### [INSTRUCTIONS TO FOLLOW]
Everything in the listing except the pictures should be written out exactly.

==== EXCERPTED DATA

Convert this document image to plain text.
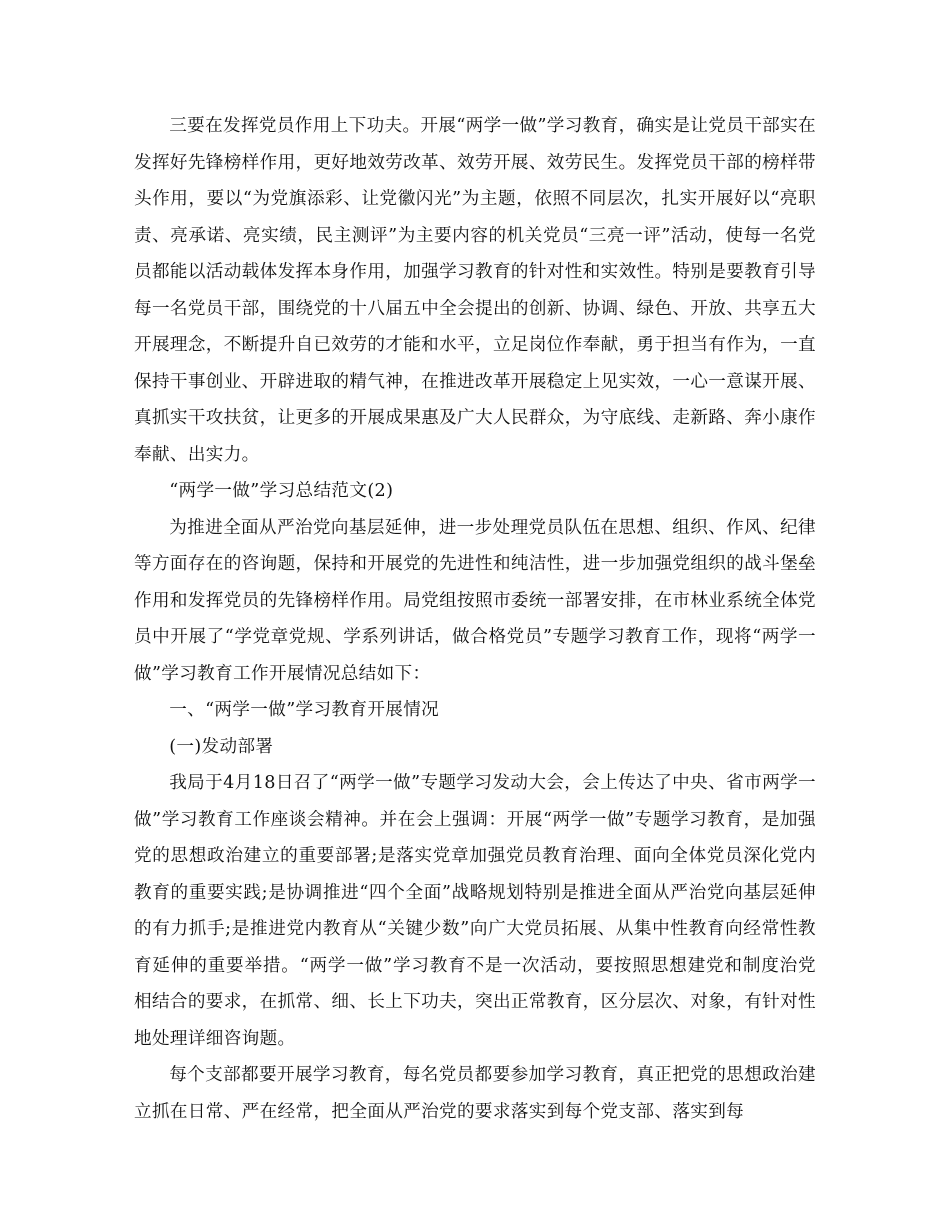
三要在发挥党员作用上下功夫。开展“两学一做”学习教育，确实是让党员干部实在发挥好先锋榜样作用，更好地效劳改革、效劳开展、效劳民生。发挥党员干部的榜样带头作用，要以“为党旗添彩、让党徽闪光”为主题，依照不同层次，扎实开展好以“亮职责、亮承诺、亮实绩，民主测评”为主要内容的机关党员“三亮一评”活动，使每一名党员都能以活动载体发挥本身作用，加强学习教育的针对性和实效性。特别是要教育引导每一名党员干部，围绕党的十八届五中全会提出的创新、协调、绿色、开放、共享五大开展理念，不断提升自已效劳的才能和水平，立足岗位作奉献，勇于担当有作为，一直保持干事创业、开辟进取的精气神，在推进改革开展稳定上见实效，一心一意谋开展、真抓实干攻扶贫，让更多的开展成果惠及广大人民群众，为守底线、走新路、奔小康作奉献、出实力。

“两学一做”学习总结范文(2)

为推进全面从严治党向基层延伸，进一步处理党员队伍在思想、组织、作风、纪律等方面存在的咨询题，保持和开展党的先进性和纯洁性，进一步加强党组织的战斗堡垒作用和发挥党员的先锋榜样作用。局党组按照市委统一部署安排，在市林业系统全体党员中开展了“学党章党规、学系列讲话，做合格党员”专题学习教育工作，现将“两学一做”学习教育工作开展情况总结如下：

一、“两学一做”学习教育开展情况

(一)发动部署

我局于4月18日召了“两学一做”专题学习发动大会，会上传达了中央、省市两学一做”学习教育工作座谈会精神。并在会上强调：开展“两学一做”专题学习教育，是加强党的思想政治建立的重要部署;是落实党章加强党员教育治理、面向全体党员深化党内教育的重要实践;是协调推进“四个全面”战略规划特别是推进全面从严治党向基层延伸的有力抓手;是推进党内教育从“关键少数”向广大党员拓展、从集中性教育向经常性教育延伸的重要举措。“两学一做”学习教育不是一次活动，要按照思想建党和制度治党相结合的要求，在抓常、细、长上下功夫，突出正常教育，区分层次、对象，有针对性地处理详细咨询题。

每个支部都要开展学习教育，每名党员都要参加学习教育，真正把党的思想政治建立抓在日常、严在经常，把全面从严治党的要求落实到每个党支部、落实到每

========

### [WRITTEN ANSWER]
Convert this document image to plain text.
三要在发挥党员作用上下功夫。开展“两学一做”学习教育，确实是让党员干部实在发挥好先锋榜样作用，更好地效劳改革、效劳开展、效劳民生。发挥党员干部的榜样带头作用，要以“为党旗添彩、让党徽闪光”为主题，依照不同层次，扎实开展好以“亮职责、亮承诺、亮实绩，民主测评”为主要内容的机关党员“三亮一评”活动，使每一名党员都能以活动载体发挥本身作用，加强学习教育的针对性和实效性。特别是要教育引导每一名党员干部，围绕党的十八届五中全会提出的创新、协调、绿色、开放、共享五大开展理念，不断提升自已效劳的才能和水平，立足岗位作奉献，勇于担当有作为，一直保持干事创业、开辟进取的精气神，在推进改革开展稳定上见实效，一心一意谋开展、真抓实干攻扶贫，让更多的开展成果惠及广大人民群众，为守底线、走新路、奔小康作奉献、出实力。

“两学一做”学习总结范文(2)

为推进全面从严治党向基层延伸，进一步处理党员队伍在思想、组织、作风、纪律等方面存在的咨询题，保持和开展党的先进性和纯洁性，进一步加强党组织的战斗堡垒作用和发挥党员的先锋榜样作用。局党组按照市委统一部署安排，在市林业系统全体党员中开展了“学党章党规、学系列讲话，做合格党员”专题学习教育工作，现将“两学一做”学习教育工作开展情况总结如下：

一、“两学一做”学习教育开展情况

(一)发动部署

我局于4月18日召了“两学一做”专题学习发动大会，会上传达了中央、省市两学一做”学习教育工作座谈会精神。并在会上强调：开展“两学一做”专题学习教育，是加强党的思想政治建立的重要部署;是落实党章加强党员教育治理、面向全体党员深化党内教育的重要实践;是协调推进“四个全面”战略规划特别是推进全面从严治党向基层延伸的有力抓手;是推进党内教育从“关键少数”向广大党员拓展、从集中性教育向经常性教育延伸的重要举措。“两学一做”学习教育不是一次活动，要按照思想建党和制度治党相结合的要求，在抓常、细、长上下功夫，突出正常教育，区分层次、对象，有针对性地处理详细咨询题。

每个支部都要开展学习教育，每名党员都要参加学习教育，真正把党的思想政治建立抓在日常、严在经常，把全面从严治党的要求落实到每个党支部、落实到每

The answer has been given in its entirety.